***** Data for the task

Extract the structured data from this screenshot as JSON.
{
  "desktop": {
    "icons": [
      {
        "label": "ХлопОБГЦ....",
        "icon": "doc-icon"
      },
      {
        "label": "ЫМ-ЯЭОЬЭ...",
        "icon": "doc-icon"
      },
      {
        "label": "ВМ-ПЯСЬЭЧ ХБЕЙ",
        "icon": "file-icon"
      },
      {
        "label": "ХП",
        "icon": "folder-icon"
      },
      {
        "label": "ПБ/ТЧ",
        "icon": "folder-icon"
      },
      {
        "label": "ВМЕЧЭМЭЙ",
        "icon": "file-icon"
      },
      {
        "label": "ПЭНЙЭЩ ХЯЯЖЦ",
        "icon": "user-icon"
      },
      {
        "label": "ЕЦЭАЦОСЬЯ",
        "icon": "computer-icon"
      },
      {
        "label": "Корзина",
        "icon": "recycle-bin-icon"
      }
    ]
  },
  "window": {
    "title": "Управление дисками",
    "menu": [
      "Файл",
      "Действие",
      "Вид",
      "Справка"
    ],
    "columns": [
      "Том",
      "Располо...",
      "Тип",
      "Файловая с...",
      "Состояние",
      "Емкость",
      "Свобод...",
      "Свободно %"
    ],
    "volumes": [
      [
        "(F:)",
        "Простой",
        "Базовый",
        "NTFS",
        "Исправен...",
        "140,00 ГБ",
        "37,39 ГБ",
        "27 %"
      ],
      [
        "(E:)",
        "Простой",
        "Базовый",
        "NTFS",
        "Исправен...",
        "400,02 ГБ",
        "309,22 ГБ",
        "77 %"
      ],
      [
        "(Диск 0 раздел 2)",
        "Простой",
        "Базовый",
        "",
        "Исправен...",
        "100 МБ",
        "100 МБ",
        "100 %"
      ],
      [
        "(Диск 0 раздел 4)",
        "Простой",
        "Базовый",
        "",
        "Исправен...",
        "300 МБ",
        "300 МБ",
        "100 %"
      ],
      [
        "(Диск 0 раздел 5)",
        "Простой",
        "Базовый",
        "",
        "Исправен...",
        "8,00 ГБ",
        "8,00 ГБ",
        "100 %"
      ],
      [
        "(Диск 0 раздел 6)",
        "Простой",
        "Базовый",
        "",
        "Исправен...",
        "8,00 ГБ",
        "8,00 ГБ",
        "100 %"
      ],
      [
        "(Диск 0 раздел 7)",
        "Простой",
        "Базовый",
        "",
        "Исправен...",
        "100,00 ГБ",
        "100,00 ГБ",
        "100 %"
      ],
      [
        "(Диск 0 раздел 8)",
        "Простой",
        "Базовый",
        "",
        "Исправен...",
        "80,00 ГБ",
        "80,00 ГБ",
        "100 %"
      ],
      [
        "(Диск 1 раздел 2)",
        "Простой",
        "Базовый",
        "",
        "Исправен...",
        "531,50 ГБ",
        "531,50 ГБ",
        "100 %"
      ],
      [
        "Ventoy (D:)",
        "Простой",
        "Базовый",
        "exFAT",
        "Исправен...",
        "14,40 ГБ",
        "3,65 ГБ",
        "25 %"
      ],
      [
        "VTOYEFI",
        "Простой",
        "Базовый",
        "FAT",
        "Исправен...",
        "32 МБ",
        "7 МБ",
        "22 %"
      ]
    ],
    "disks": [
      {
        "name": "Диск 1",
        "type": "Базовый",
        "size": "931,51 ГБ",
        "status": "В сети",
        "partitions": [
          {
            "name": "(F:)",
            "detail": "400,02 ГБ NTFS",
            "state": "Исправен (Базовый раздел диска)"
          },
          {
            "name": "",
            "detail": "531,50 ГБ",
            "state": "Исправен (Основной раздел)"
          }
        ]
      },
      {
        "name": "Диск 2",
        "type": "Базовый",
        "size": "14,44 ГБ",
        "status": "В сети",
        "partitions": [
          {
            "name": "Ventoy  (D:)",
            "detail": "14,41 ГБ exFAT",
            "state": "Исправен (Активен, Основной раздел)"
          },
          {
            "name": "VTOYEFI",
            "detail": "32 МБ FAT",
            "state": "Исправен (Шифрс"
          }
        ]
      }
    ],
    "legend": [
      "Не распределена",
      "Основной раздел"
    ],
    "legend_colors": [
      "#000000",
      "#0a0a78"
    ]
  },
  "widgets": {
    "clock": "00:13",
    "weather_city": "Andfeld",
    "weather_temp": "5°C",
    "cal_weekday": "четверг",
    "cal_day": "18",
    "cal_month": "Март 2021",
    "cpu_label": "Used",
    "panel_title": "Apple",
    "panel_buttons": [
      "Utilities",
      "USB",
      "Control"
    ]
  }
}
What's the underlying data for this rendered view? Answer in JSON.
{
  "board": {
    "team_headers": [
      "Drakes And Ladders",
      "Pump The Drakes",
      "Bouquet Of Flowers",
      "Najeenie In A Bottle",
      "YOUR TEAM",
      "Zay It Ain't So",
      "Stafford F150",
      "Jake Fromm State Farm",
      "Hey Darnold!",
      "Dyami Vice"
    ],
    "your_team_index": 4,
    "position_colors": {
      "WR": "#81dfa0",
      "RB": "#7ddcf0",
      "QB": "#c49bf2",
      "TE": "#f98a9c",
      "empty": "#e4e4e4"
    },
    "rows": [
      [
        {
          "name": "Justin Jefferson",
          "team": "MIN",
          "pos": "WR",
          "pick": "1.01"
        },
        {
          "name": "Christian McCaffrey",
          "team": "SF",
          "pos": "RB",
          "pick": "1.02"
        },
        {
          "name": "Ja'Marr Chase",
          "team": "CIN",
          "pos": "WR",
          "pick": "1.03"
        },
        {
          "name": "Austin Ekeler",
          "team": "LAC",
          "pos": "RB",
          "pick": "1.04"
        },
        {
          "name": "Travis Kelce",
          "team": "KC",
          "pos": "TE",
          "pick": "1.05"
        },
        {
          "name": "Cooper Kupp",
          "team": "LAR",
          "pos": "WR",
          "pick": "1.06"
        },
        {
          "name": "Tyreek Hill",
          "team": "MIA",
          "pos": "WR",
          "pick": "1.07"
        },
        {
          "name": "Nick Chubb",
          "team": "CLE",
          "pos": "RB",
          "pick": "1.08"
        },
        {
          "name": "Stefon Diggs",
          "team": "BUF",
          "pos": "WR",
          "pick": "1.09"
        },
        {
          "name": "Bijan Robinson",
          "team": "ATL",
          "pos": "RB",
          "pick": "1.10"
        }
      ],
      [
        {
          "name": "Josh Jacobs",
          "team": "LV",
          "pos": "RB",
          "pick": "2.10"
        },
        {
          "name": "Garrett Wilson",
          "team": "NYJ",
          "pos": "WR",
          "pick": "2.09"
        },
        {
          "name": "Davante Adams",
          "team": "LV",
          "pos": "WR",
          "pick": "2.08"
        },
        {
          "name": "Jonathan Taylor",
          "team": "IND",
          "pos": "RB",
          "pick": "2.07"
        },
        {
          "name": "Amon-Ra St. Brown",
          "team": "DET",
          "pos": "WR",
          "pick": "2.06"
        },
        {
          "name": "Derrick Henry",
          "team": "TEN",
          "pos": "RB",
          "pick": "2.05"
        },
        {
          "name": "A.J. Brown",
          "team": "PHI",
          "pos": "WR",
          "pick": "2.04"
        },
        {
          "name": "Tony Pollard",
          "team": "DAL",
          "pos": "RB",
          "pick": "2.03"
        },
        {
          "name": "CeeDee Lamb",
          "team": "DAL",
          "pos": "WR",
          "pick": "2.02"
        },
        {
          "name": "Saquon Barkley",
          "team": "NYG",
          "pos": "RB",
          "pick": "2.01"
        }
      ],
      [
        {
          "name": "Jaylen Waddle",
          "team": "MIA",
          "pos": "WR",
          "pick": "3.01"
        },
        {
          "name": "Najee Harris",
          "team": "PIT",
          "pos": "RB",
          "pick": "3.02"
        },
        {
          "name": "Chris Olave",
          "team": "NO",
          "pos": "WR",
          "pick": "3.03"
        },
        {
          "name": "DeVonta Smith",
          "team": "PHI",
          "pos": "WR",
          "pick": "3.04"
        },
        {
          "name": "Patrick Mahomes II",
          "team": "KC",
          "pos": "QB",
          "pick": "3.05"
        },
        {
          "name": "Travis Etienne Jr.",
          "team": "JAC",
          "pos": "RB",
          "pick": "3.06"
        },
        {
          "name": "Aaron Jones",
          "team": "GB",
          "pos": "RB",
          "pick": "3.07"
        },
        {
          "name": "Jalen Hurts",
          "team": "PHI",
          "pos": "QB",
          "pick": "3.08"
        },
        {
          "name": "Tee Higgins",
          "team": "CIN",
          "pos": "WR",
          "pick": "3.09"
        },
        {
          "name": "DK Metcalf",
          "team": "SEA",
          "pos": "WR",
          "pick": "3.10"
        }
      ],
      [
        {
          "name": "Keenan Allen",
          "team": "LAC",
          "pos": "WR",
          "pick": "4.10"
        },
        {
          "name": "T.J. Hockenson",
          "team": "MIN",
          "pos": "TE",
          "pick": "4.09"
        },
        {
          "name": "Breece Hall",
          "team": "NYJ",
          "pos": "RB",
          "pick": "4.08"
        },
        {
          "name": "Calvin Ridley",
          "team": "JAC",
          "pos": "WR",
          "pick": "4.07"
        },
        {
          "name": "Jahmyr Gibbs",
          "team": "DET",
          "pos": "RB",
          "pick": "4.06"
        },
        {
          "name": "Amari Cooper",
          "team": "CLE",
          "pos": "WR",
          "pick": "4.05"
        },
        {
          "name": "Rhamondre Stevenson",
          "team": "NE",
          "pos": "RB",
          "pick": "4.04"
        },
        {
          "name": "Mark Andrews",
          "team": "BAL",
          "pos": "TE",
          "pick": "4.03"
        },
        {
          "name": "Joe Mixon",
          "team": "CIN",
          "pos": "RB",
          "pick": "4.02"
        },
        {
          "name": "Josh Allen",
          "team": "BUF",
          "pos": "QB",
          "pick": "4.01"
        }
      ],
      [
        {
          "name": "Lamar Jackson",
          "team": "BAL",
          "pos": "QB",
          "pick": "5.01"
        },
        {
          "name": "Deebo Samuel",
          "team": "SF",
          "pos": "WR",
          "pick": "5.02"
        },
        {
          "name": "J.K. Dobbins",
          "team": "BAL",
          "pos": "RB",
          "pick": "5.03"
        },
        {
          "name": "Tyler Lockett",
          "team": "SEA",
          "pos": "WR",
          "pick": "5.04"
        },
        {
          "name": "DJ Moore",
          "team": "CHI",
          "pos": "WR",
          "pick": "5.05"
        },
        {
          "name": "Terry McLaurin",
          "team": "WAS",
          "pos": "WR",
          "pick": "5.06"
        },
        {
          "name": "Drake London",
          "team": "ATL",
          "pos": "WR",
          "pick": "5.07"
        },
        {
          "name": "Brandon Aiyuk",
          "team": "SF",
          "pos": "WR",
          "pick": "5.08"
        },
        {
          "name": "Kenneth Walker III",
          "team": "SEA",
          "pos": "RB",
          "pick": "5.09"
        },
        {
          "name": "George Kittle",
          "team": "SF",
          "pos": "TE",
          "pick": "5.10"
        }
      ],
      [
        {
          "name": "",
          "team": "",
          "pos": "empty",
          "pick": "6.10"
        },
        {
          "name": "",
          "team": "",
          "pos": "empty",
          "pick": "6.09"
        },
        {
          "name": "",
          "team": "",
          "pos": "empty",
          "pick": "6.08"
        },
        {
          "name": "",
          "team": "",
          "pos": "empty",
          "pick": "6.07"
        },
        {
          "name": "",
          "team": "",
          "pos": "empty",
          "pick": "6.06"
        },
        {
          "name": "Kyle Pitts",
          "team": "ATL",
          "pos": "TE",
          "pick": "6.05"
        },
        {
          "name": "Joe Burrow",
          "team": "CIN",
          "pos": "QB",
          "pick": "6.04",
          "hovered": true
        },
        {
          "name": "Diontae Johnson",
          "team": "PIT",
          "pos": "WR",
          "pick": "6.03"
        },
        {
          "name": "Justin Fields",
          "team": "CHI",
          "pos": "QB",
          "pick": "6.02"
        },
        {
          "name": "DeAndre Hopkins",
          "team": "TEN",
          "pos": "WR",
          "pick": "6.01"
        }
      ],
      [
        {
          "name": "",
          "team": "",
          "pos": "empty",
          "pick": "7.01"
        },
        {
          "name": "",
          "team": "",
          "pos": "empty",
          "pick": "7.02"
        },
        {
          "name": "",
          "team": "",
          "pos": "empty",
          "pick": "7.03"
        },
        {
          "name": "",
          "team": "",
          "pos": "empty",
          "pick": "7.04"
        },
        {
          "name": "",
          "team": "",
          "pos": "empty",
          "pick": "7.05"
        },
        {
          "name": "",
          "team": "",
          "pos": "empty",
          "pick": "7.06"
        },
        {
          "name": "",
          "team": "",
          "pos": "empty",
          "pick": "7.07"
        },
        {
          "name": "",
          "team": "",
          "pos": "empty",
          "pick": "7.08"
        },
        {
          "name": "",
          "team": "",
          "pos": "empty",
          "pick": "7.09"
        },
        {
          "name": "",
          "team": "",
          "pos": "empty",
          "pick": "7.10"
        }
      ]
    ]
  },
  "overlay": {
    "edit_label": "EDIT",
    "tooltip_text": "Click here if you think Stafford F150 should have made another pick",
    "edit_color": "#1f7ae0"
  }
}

**********

# Task brief
Show every line from the entries above in which the word "раздел" appears.

# The completed task
        "(Диск 0 раздел 2)",
        "(Диск 0 раздел 4)",
        "(Диск 0 раздел 5)",
        "(Диск 0 раздел 6)",
        "(Диск 0 раздел 7)",
        "(Диск 0 раздел 8)",
        "(Диск 1 раздел 2)",
            "state": "Исправен (Базовый раздел диска)"
            "state": "Исправен (Основной раздел)"
            "state": "Исправен (Активен, Основной раздел)"
      "Основной раздел"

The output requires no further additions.